** Start RAW DATA **

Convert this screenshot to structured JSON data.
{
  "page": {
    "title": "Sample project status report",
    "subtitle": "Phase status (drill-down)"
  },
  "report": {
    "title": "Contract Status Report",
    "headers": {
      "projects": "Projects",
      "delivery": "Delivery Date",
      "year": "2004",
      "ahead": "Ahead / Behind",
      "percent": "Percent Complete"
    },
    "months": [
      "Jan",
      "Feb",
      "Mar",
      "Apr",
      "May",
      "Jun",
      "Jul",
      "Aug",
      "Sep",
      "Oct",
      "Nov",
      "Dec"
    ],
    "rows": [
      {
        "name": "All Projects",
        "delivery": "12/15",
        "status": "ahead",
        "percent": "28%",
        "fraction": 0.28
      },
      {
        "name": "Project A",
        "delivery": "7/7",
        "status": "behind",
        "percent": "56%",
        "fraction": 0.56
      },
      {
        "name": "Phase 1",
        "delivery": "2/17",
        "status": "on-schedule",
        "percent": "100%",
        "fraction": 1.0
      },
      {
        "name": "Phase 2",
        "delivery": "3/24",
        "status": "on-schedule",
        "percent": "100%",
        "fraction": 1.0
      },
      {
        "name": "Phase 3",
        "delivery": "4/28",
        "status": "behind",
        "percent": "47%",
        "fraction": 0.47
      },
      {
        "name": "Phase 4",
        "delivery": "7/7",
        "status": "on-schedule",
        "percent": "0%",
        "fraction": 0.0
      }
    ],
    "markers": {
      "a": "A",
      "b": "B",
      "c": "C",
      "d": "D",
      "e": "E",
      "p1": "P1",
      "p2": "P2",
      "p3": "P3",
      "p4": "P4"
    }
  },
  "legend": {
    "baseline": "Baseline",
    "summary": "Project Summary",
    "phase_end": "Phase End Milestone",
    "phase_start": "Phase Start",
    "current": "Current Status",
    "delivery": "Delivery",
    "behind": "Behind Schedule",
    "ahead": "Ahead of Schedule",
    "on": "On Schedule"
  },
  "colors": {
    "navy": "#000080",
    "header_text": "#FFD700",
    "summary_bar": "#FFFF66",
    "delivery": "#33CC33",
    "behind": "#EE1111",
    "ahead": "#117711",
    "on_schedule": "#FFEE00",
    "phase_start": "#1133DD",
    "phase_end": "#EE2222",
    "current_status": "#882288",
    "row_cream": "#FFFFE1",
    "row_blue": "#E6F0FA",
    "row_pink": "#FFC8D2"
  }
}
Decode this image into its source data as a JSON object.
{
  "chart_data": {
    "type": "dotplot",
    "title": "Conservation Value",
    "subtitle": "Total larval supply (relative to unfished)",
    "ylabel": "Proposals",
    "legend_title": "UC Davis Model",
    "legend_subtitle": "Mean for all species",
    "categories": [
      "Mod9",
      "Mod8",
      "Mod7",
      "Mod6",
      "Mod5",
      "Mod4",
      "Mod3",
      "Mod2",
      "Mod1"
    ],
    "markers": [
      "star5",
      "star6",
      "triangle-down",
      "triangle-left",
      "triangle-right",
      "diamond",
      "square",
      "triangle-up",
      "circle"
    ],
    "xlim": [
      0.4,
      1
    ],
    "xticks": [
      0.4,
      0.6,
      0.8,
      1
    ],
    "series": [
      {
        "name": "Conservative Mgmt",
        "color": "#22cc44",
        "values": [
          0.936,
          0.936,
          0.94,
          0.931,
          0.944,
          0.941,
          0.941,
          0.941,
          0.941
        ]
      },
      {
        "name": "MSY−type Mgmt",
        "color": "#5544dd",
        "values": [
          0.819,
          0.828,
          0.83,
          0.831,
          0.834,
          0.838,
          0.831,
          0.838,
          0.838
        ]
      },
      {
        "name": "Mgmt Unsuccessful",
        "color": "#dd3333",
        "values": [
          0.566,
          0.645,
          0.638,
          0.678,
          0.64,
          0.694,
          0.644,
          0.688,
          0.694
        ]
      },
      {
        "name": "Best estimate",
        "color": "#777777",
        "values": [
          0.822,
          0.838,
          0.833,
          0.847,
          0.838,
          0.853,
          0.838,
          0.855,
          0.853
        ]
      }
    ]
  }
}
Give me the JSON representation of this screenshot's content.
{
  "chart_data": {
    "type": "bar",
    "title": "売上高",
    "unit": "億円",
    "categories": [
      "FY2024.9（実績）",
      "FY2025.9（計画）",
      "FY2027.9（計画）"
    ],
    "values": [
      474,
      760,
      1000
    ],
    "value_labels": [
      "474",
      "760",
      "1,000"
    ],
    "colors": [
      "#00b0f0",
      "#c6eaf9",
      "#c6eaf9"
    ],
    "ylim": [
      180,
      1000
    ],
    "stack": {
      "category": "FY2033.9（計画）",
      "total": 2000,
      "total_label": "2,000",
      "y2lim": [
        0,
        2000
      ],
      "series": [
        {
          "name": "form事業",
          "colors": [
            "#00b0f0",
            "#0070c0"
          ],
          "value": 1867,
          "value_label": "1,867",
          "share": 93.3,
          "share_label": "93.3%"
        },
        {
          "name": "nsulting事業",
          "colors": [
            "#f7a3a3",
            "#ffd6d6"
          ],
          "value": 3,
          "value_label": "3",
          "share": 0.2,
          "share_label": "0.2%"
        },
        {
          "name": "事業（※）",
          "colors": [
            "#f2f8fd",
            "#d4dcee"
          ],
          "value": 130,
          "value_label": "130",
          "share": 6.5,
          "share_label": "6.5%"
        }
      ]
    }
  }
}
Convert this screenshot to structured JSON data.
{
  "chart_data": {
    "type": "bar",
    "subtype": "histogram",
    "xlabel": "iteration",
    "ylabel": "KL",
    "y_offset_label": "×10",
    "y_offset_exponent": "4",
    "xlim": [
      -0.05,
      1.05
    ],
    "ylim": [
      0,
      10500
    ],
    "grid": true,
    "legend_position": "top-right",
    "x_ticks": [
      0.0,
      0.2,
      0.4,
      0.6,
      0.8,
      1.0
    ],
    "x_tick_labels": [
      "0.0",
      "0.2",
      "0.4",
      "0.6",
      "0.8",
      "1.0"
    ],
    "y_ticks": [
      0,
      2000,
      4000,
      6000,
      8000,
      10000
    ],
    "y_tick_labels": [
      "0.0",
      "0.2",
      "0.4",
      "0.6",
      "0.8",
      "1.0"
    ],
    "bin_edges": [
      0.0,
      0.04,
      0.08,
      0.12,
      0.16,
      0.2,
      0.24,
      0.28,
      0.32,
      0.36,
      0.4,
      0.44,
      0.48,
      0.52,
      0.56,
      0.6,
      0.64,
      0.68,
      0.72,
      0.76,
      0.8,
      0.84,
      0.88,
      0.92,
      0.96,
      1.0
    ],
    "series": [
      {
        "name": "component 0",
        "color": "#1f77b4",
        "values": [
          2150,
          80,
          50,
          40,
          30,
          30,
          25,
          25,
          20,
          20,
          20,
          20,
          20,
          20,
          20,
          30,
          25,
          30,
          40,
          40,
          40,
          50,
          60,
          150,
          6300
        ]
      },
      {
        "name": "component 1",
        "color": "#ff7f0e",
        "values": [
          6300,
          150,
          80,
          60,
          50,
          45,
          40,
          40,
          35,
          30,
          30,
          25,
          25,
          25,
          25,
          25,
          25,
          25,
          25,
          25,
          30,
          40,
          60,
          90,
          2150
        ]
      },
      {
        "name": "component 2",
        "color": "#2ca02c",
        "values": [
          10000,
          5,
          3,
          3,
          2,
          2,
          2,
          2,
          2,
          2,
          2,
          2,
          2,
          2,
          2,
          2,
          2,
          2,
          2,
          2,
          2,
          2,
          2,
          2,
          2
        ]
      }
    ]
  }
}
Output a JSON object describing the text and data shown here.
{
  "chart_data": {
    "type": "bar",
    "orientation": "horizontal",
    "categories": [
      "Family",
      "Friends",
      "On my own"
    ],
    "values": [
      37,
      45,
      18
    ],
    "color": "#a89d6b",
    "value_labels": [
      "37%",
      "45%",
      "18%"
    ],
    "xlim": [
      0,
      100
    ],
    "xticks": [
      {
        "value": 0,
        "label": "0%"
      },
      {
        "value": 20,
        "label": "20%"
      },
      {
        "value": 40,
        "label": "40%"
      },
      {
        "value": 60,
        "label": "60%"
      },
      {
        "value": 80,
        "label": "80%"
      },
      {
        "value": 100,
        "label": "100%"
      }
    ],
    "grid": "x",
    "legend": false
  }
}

** End RAW DATA **

### [WHAT YOU SHOULD DO]
Give again only the lines starting at the one that contains "Output a JSON" and running to the end of the data.

### [WRITTEN RESPONSE]
Output a JSON object describing the text and data shown here.
{
  "chart_data": {
    "type": "bar",
    "orientation": "horizontal",
    "categories": [
      "Family",
      "Friends",
      "On my own"
    ],
    "values": [
      37,
      45,
      18
    ],
    "color": "#a89d6b",
    "value_labels": [
      "37%",
      "45%",
      "18%"
    ],
    "xlim": [
      0,
      100
    ],
    "xticks": [
      {
        "value": 0,
        "label": "0%"
      },
      {
        "value": 20,
        "label": "20%"
      },
      {
        "value": 40,
        "label": "40%"
      },
      {
        "value": 60,
        "label": "60%"
      },
      {
        "value": 80,
        "label": "80%"
      },
      {
        "value": 100,
        "label": "100%"
      }
    ],
    "grid": "x",
    "legend": false
  }
}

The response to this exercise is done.